→ **Aim**: Copy each line exactly. Leave nothing out.
* Start Listed records *
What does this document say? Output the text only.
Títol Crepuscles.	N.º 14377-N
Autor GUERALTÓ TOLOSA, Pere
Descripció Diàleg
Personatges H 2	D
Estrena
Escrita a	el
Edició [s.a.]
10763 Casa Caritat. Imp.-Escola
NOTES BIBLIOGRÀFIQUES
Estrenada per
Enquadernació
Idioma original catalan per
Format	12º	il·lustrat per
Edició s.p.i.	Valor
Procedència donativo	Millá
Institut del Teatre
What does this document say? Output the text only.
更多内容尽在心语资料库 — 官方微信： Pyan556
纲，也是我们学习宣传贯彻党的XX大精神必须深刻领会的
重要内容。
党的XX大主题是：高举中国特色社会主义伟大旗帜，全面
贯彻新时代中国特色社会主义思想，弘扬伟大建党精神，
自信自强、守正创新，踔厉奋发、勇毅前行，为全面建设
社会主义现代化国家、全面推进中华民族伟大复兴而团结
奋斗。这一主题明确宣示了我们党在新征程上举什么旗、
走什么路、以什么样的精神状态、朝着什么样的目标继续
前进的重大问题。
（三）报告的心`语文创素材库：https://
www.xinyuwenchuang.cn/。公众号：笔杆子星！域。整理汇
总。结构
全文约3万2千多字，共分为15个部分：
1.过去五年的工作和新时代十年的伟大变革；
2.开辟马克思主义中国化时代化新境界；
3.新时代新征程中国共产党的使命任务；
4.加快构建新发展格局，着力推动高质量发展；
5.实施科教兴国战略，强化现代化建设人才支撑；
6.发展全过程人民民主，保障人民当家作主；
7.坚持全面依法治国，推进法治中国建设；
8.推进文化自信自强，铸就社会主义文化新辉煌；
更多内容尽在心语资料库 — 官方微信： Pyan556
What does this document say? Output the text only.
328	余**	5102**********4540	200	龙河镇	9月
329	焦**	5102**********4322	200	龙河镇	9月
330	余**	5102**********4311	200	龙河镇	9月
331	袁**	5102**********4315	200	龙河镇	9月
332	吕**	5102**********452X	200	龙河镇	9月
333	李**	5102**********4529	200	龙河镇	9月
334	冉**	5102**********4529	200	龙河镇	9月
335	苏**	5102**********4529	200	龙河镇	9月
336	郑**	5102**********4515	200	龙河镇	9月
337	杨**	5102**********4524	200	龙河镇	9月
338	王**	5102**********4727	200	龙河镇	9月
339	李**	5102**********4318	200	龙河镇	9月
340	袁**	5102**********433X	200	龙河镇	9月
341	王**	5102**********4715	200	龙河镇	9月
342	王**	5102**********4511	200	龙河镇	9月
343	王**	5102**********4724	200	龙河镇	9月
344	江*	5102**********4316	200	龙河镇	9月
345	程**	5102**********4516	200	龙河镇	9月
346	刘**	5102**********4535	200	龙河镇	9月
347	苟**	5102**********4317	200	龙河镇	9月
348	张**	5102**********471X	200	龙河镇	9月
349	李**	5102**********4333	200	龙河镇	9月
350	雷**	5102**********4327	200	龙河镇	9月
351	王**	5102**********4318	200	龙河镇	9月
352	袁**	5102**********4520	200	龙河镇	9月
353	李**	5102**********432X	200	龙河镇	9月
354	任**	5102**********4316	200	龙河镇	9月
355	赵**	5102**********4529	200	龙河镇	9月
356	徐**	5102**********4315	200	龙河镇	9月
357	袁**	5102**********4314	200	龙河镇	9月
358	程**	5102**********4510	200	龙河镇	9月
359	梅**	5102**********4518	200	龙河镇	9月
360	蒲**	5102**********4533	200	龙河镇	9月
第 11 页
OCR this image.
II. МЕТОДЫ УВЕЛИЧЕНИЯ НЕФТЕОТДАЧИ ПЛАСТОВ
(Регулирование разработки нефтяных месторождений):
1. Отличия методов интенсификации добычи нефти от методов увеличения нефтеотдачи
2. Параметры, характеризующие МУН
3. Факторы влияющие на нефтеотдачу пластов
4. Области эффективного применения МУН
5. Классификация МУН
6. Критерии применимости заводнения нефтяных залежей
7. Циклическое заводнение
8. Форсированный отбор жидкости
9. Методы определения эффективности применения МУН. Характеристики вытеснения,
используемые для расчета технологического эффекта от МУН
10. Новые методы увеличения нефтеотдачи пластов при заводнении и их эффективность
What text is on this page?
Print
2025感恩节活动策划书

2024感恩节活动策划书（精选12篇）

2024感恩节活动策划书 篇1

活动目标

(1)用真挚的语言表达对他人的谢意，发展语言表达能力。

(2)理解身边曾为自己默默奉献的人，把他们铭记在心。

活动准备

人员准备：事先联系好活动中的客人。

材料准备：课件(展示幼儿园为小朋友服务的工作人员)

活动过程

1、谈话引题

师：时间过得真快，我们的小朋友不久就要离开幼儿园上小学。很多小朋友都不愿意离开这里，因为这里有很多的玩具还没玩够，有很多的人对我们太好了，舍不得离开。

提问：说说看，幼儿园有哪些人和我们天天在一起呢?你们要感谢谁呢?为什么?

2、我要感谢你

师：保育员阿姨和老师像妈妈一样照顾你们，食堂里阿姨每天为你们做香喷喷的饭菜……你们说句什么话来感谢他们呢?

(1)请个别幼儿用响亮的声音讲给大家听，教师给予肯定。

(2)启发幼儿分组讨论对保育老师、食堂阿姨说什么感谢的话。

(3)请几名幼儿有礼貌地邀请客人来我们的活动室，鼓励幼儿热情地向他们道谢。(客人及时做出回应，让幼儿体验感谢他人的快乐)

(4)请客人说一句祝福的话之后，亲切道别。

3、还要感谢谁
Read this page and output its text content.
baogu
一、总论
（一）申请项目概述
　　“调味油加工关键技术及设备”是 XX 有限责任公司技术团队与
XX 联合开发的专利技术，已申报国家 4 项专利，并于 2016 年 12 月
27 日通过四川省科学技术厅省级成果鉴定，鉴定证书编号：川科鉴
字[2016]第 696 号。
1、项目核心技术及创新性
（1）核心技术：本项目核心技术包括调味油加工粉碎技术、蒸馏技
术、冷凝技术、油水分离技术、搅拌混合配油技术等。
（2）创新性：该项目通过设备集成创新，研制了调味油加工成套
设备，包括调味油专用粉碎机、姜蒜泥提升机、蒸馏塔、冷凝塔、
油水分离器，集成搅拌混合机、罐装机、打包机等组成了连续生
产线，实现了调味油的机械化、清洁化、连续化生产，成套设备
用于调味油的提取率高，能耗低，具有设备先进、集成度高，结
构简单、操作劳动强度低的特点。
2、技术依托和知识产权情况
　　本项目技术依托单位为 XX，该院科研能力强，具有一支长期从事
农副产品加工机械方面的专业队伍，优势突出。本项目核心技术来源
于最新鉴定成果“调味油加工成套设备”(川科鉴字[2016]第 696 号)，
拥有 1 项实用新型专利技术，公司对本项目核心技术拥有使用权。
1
* End Listed records *
→ **Output**:
What does this document say? Output the text only.
Títol Crepuscles.	N.º 14377-N
Autor GUERALTÓ TOLOSA, Pere
Descripció Diàleg
Personatges H 2	D
Estrena
Escrita a	el
Edició [s.a.]
10763 Casa Caritat. Imp.-Escola
NOTES BIBLIOGRÀFIQUES
Estrenada per
Enquadernació
Idioma original catalan per
Format	12º	il·lustrat per
Edició s.p.i.	Valor
Procedència donativo	Millá
Institut del Teatre
What does this document say? Output the text only.
更多内容尽在心语资料库 — 官方微信： Pyan556
纲，也是我们学习宣传贯彻党的XX大精神必须深刻领会的
重要内容。
党的XX大主题是：高举中国特色社会主义伟大旗帜，全面
贯彻新时代中国特色社会主义思想，弘扬伟大建党精神，
自信自强、守正创新，踔厉奋发、勇毅前行，为全面建设
社会主义现代化国家、全面推进中华民族伟大复兴而团结
奋斗。这一主题明确宣示了我们党在新征程上举什么旗、
走什么路、以什么样的精神状态、朝着什么样的目标继续
前进的重大问题。
（三）报告的心`语文创素材库：https://
www.xinyuwenchuang.cn/。公众号：笔杆子星！域。整理汇
总。结构
全文约3万2千多字，共分为15个部分：
1.过去五年的工作和新时代十年的伟大变革；
2.开辟马克思主义中国化时代化新境界；
3.新时代新征程中国共产党的使命任务；
4.加快构建新发展格局，着力推动高质量发展；
5.实施科教兴国战略，强化现代化建设人才支撑；
6.发展全过程人民民主，保障人民当家作主；
7.坚持全面依法治国，推进法治中国建设；
8.推进文化自信自强，铸就社会主义文化新辉煌；
更多内容尽在心语资料库 — 官方微信： Pyan556
What does this document say? Output the text only.
328	余**	5102**********4540	200	龙河镇	9月
329	焦**	5102**********4322	200	龙河镇	9月
330	余**	5102**********4311	200	龙河镇	9月
331	袁**	5102**********4315	200	龙河镇	9月
332	吕**	5102**********452X	200	龙河镇	9月
333	李**	5102**********4529	200	龙河镇	9月
334	冉**	5102**********4529	200	龙河镇	9月
335	苏**	5102**********4529	200	龙河镇	9月
336	郑**	5102**********4515	200	龙河镇	9月
337	杨**	5102**********4524	200	龙河镇	9月
338	王**	5102**********4727	200	龙河镇	9月
339	李**	5102**********4318	200	龙河镇	9月
340	袁**	5102**********433X	200	龙河镇	9月
341	王**	5102**********4715	200	龙河镇	9月
342	王**	5102**********4511	200	龙河镇	9月
343	王**	5102**********4724	200	龙河镇	9月
344	江*	5102**********4316	200	龙河镇	9月
345	程**	5102**********4516	200	龙河镇	9月
346	刘**	5102**********4535	200	龙河镇	9月
347	苟**	5102**********4317	200	龙河镇	9月
348	张**	5102**********471X	200	龙河镇	9月
349	李**	5102**********4333	200	龙河镇	9月
350	雷**	5102**********4327	200	龙河镇	9月
351	王**	5102**********4318	200	龙河镇	9月
352	袁**	5102**********4520	200	龙河镇	9月
353	李**	5102**********432X	200	龙河镇	9月
354	任**	5102**********4316	200	龙河镇	9月
355	赵**	5102**********4529	200	龙河镇	9月
356	徐**	5102**********4315	200	龙河镇	9月
357	袁**	5102**********4314	200	龙河镇	9月
358	程**	5102**********4510	200	龙河镇	9月
359	梅**	5102**********4518	200	龙河镇	9月
360	蒲**	5102**********4533	200	龙河镇	9月
第 11 页
OCR this image.
II. МЕТОДЫ УВЕЛИЧЕНИЯ НЕФТЕОТДАЧИ ПЛАСТОВ
(Регулирование разработки нефтяных месторождений):
1. Отличия методов интенсификации добычи нефти от методов увеличения нефтеотдачи
2. Параметры, характеризующие МУН
3. Факторы влияющие на нефтеотдачу пластов
4. Области эффективного применения МУН
5. Классификация МУН
6. Критерии применимости заводнения нефтяных залежей
7. Циклическое заводнение
8. Форсированный отбор жидкости
9. Методы определения эффективности применения МУН. Характеристики вытеснения,
используемые для расчета технологического эффекта от МУН
10. Новые методы увеличения нефтеотдачи пластов при заводнении и их эффективность
What text is on this page?
Print
2025感恩节活动策划书

2024感恩节活动策划书（精选12篇）

2024感恩节活动策划书 篇1

活动目标

(1)用真挚的语言表达对他人的谢意，发展语言表达能力。

(2)理解身边曾为自己默默奉献的人，把他们铭记在心。

活动准备

人员准备：事先联系好活动中的客人。

材料准备：课件(展示幼儿园为小朋友服务的工作人员)

活动过程

1、谈话引题

师：时间过得真快，我们的小朋友不久就要离开幼儿园上小学。很多小朋友都不愿意离开这里，因为这里有很多的玩具还没玩够，有很多的人对我们太好了，舍不得离开。

提问：说说看，幼儿园有哪些人和我们天天在一起呢?你们要感谢谁呢?为什么?

2、我要感谢你

师：保育员阿姨和老师像妈妈一样照顾你们，食堂里阿姨每天为你们做香喷喷的饭菜……你们说句什么话来感谢他们呢?

(1)请个别幼儿用响亮的声音讲给大家听，教师给予肯定。

(2)启发幼儿分组讨论对保育老师、食堂阿姨说什么感谢的话。

(3)请几名幼儿有礼貌地邀请客人来我们的活动室，鼓励幼儿热情地向他们道谢。(客人及时做出回应，让幼儿体验感谢他人的快乐)

(4)请客人说一句祝福的话之后，亲切道别。

3、还要感谢谁
Read this page and output its text content.
baogu
一、总论
（一）申请项目概述
　　“调味油加工关键技术及设备”是 XX 有限责任公司技术团队与
XX 联合开发的专利技术，已申报国家 4 项专利，并于 2016 年 12 月
27 日通过四川省科学技术厅省级成果鉴定，鉴定证书编号：川科鉴
字[2016]第 696 号。
1、项目核心技术及创新性
（1）核心技术：本项目核心技术包括调味油加工粉碎技术、蒸馏技
术、冷凝技术、油水分离技术、搅拌混合配油技术等。
（2）创新性：该项目通过设备集成创新，研制了调味油加工成套
设备，包括调味油专用粉碎机、姜蒜泥提升机、蒸馏塔、冷凝塔、
油水分离器，集成搅拌混合机、罐装机、打包机等组成了连续生
产线，实现了调味油的机械化、清洁化、连续化生产，成套设备
用于调味油的提取率高，能耗低，具有设备先进、集成度高，结
构简单、操作劳动强度低的特点。
2、技术依托和知识产权情况
　　本项目技术依托单位为 XX，该院科研能力强，具有一支长期从事
农副产品加工机械方面的专业队伍，优势突出。本项目核心技术来源
于最新鉴定成果“调味油加工成套设备”(川科鉴字[2016]第 696 号)，
拥有 1 项实用新型专利技术，公司对本项目核心技术拥有使用权。
1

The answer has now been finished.